WRITTEN TASK
Each record needs to be echoed exactly; can you do that?

MATERIAL PROVIDED
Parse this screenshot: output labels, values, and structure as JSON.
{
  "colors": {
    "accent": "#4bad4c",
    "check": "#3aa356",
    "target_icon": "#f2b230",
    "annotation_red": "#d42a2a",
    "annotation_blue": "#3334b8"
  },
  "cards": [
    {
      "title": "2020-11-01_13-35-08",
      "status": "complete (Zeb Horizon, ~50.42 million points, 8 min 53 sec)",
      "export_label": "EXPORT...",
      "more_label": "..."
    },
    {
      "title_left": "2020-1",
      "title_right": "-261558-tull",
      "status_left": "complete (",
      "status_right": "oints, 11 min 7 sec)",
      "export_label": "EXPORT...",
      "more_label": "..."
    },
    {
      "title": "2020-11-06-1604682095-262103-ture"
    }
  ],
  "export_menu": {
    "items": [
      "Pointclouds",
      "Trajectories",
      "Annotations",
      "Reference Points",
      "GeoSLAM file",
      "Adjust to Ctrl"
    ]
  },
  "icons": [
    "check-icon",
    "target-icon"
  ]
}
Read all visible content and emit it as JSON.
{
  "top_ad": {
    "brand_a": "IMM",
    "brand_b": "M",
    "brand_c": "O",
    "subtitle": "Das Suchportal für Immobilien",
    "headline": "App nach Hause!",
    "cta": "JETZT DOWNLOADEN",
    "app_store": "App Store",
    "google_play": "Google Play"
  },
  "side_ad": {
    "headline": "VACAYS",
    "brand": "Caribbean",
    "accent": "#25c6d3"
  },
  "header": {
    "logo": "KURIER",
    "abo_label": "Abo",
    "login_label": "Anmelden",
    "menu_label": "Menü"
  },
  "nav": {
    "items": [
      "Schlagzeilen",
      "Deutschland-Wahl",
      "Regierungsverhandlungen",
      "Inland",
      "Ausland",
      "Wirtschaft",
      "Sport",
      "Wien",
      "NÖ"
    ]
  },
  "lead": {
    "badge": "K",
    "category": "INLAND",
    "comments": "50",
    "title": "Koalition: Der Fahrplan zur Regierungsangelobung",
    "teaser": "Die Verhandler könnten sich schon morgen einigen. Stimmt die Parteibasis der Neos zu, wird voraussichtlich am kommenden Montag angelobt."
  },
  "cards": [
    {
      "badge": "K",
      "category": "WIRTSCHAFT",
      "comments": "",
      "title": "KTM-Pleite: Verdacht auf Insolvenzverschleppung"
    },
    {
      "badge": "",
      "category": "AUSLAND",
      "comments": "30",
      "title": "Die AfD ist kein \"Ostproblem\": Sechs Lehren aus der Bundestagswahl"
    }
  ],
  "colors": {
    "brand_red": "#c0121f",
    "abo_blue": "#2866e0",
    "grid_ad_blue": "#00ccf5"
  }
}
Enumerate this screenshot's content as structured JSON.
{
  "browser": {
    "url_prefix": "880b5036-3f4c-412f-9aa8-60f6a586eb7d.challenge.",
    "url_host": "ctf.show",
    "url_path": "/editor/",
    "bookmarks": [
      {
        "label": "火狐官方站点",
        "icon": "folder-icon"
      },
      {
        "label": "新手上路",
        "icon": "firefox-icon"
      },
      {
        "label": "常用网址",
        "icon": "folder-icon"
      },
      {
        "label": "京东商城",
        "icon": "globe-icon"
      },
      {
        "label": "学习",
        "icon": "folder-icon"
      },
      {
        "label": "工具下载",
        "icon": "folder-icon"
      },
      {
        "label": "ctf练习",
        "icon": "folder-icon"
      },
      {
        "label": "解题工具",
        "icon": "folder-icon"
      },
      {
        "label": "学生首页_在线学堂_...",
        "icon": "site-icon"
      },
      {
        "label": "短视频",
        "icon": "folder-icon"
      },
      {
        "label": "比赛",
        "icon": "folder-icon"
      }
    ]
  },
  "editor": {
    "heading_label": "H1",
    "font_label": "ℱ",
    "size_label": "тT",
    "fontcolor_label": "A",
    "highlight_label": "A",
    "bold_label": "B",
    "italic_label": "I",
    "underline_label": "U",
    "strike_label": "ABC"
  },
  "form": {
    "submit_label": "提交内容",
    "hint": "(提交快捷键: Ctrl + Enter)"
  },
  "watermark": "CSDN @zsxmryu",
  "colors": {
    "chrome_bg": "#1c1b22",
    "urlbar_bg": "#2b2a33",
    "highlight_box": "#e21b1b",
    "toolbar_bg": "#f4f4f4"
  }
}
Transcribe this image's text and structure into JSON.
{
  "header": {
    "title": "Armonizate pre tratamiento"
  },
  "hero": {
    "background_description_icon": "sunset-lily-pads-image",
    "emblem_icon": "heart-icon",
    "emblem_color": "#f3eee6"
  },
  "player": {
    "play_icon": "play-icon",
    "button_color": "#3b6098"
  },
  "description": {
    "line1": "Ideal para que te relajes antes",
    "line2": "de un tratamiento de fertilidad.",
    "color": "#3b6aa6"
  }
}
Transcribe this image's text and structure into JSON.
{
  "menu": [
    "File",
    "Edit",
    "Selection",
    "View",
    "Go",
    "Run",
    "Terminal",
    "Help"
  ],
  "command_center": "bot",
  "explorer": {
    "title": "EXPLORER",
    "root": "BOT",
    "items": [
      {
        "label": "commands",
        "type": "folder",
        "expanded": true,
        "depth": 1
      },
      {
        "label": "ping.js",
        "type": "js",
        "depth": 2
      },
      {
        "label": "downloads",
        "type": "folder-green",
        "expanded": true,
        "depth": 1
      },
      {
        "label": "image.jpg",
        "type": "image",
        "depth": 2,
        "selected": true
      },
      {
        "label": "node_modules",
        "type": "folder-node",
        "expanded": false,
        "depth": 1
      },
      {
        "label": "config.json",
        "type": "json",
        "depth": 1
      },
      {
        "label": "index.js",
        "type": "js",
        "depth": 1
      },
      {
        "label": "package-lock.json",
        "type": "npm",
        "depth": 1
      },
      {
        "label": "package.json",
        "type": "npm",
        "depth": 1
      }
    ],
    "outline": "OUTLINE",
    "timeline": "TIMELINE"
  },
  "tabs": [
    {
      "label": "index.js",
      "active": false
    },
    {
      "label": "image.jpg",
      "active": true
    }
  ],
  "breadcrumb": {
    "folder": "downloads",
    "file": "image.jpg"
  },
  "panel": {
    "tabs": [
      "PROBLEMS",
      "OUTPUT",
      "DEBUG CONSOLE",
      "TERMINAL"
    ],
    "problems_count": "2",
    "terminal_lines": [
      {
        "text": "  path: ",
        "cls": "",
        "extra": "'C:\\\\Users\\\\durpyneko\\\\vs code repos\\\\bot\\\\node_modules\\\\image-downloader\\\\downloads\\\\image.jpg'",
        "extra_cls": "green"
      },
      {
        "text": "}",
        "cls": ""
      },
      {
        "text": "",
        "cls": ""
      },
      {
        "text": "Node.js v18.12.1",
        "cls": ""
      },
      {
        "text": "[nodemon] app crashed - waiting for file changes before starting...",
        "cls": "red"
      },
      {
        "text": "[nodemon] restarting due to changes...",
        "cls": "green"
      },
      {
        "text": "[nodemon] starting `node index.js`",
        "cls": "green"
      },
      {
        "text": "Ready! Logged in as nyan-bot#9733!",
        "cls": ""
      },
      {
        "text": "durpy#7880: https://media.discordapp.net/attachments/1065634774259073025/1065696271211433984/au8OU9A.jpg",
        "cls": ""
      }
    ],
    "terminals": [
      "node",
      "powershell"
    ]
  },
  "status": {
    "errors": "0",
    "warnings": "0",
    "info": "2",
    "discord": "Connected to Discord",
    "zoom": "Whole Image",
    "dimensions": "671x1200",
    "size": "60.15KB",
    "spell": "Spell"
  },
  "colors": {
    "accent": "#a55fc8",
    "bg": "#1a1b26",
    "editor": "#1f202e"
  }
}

EXERCISE ANSWER
Parse this screenshot: output labels, values, and structure as JSON.
{
  "colors": {
    "accent": "#4bad4c",
    "check": "#3aa356",
    "target_icon": "#f2b230",
    "annotation_red": "#d42a2a",
    "annotation_blue": "#3334b8"
  },
  "cards": [
    {
      "title": "2020-11-01_13-35-08",
      "status": "complete (Zeb Horizon, ~50.42 million points, 8 min 53 sec)",
      "export_label": "EXPORT...",
      "more_label": "..."
    },
    {
      "title_left": "2020-1",
      "title_right": "-261558-tull",
      "status_left": "complete (",
      "status_right": "oints, 11 min 7 sec)",
      "export_label": "EXPORT...",
      "more_label": "..."
    },
    {
      "title": "2020-11-06-1604682095-262103-ture"
    }
  ],
  "export_menu": {
    "items": [
      "Pointclouds",
      "Trajectories",
      "Annotations",
      "Reference Points",
      "GeoSLAM file",
      "Adjust to Ctrl"
    ]
  },
  "icons": [
    "check-icon",
    "target-icon"
  ]
}
Read all visible content and emit it as JSON.
{
  "top_ad": {
    "brand_a": "IMM",
    "brand_b": "M",
    "brand_c": "O",
    "subtitle": "Das Suchportal für Immobilien",
    "headline": "App nach Hause!",
    "cta": "JETZT DOWNLOADEN",
    "app_store": "App Store",
    "google_play": "Google Play"
  },
  "side_ad": {
    "headline": "VACAYS",
    "brand": "Caribbean",
    "accent": "#25c6d3"
  },
  "header": {
    "logo": "KURIER",
    "abo_label": "Abo",
    "login_label": "Anmelden",
    "menu_label": "Menü"
  },
  "nav": {
    "items": [
      "Schlagzeilen",
      "Deutschland-Wahl",
      "Regierungsverhandlungen",
      "Inland",
      "Ausland",
      "Wirtschaft",
      "Sport",
      "Wien",
      "NÖ"
    ]
  },
  "lead": {
    "badge": "K",
    "category": "INLAND",
    "comments": "50",
    "title": "Koalition: Der Fahrplan zur Regierungsangelobung",
    "teaser": "Die Verhandler könnten sich schon morgen einigen. Stimmt die Parteibasis der Neos zu, wird voraussichtlich am kommenden Montag angelobt."
  },
  "cards": [
    {
      "badge": "K",
      "category": "WIRTSCHAFT",
      "comments": "",
      "title": "KTM-Pleite: Verdacht auf Insolvenzverschleppung"
    },
    {
      "badge": "",
      "category": "AUSLAND",
      "comments": "30",
      "title": "Die AfD ist kein \"Ostproblem\": Sechs Lehren aus der Bundestagswahl"
    }
  ],
  "colors": {
    "brand_red": "#c0121f",
    "abo_blue": "#2866e0",
    "grid_ad_blue": "#00ccf5"
  }
}
Enumerate this screenshot's content as structured JSON.
{
  "browser": {
    "url_prefix": "880b5036-3f4c-412f-9aa8-60f6a586eb7d.challenge.",
    "url_host": "ctf.show",
    "url_path": "/editor/",
    "bookmarks": [
      {
        "label": "火狐官方站点",
        "icon": "folder-icon"
      },
      {
        "label": "新手上路",
        "icon": "firefox-icon"
      },
      {
        "label": "常用网址",
        "icon": "folder-icon"
      },
      {
        "label": "京东商城",
        "icon": "globe-icon"
      },
      {
        "label": "学习",
        "icon": "folder-icon"
      },
      {
        "label": "工具下载",
        "icon": "folder-icon"
      },
      {
        "label": "ctf练习",
        "icon": "folder-icon"
      },
      {
        "label": "解题工具",
        "icon": "folder-icon"
      },
      {
        "label": "学生首页_在线学堂_...",
        "icon": "site-icon"
      },
      {
        "label": "短视频",
        "icon": "folder-icon"
      },
      {
        "label": "比赛",
        "icon": "folder-icon"
      }
    ]
  },
  "editor": {
    "heading_label": "H1",
    "font_label": "ℱ",
    "size_label": "тT",
    "fontcolor_label": "A",
    "highlight_label": "A",
    "bold_label": "B",
    "italic_label": "I",
    "underline_label": "U",
    "strike_label": "ABC"
  },
  "form": {
    "submit_label": "提交内容",
    "hint": "(提交快捷键: Ctrl + Enter)"
  },
  "watermark": "CSDN @zsxmryu",
  "colors": {
    "chrome_bg": "#1c1b22",
    "urlbar_bg": "#2b2a33",
    "highlight_box": "#e21b1b",
    "toolbar_bg": "#f4f4f4"
  }
}
Transcribe this image's text and structure into JSON.
{
  "header": {
    "title": "Armonizate pre tratamiento"
  },
  "hero": {
    "background_description_icon": "sunset-lily-pads-image",
    "emblem_icon": "heart-icon",
    "emblem_color": "#f3eee6"
  },
  "player": {
    "play_icon": "play-icon",
    "button_color": "#3b6098"
  },
  "description": {
    "line1": "Ideal para que te relajes antes",
    "line2": "de un tratamiento de fertilidad.",
    "color": "#3b6aa6"
  }
}
Transcribe this image's text and structure into JSON.
{
  "menu": [
    "File",
    "Edit",
    "Selection",
    "View",
    "Go",
    "Run",
    "Terminal",
    "Help"
  ],
  "command_center": "bot",
  "explorer": {
    "title": "EXPLORER",
    "root": "BOT",
    "items": [
      {
        "label": "commands",
        "type": "folder",
        "expanded": true,
        "depth": 1
      },
      {
        "label": "ping.js",
        "type": "js",
        "depth": 2
      },
      {
        "label": "downloads",
        "type": "folder-green",
        "expanded": true,
        "depth": 1
      },
      {
        "label": "image.jpg",
        "type": "image",
        "depth": 2,
        "selected": true
      },
      {
        "label": "node_modules",
        "type": "folder-node",
        "expanded": false,
        "depth": 1
      },
      {
        "label": "config.json",
        "type": "json",
        "depth": 1
      },
      {
        "label": "index.js",
        "type": "js",
        "depth": 1
      },
      {
        "label": "package-lock.json",
        "type": "npm",
        "depth": 1
      },
      {
        "label": "package.json",
        "type": "npm",
        "depth": 1
      }
    ],
    "outline": "OUTLINE",
    "timeline": "TIMELINE"
  },
  "tabs": [
    {
      "label": "index.js",
      "active": false
    },
    {
      "label": "image.jpg",
      "active": true
    }
  ],
  "breadcrumb": {
    "folder": "downloads",
    "file": "image.jpg"
  },
  "panel": {
    "tabs": [
      "PROBLEMS",
      "OUTPUT",
      "DEBUG CONSOLE",
      "TERMINAL"
    ],
    "problems_count": "2",
    "terminal_lines": [
      {
        "text": "  path: ",
        "cls": "",
        "extra": "'C:\\\\Users\\\\durpyneko\\\\vs code repos\\\\bot\\\\node_modules\\\\image-downloader\\\\downloads\\\\image.jpg'",
        "extra_cls": "green"
      },
      {
        "text": "}",
        "cls": ""
      },
      {
        "text": "",
        "cls": ""
      },
      {
        "text": "Node.js v18.12.1",
        "cls": ""
      },
      {
        "text": "[nodemon] app crashed - waiting for file changes before starting...",
        "cls": "red"
      },
      {
        "text": "[nodemon] restarting due to changes...",
        "cls": "green"
      },
      {
        "text": "[nodemon] starting `node index.js`",
        "cls": "green"
      },
      {
        "text": "Ready! Logged in as nyan-bot#9733!",
        "cls": ""
      },
      {
        "text": "durpy#7880: https://media.discordapp.net/attachments/1065634774259073025/1065696271211433984/au8OU9A.jpg",
        "cls": ""
      }
    ],
    "terminals": [
      "node",
      "powershell"
    ]
  },
  "status": {
    "errors": "0",
    "warnings": "0",
    "info": "2",
    "discord": "Connected to Discord",
    "zoom": "Whole Image",
    "dimensions": "671x1200",
    "size": "60.15KB",
    "spell": "Spell"
  },
  "colors": {
    "accent": "#a55fc8",
    "bg": "#1a1b26",
    "editor": "#1f202e"
  }
}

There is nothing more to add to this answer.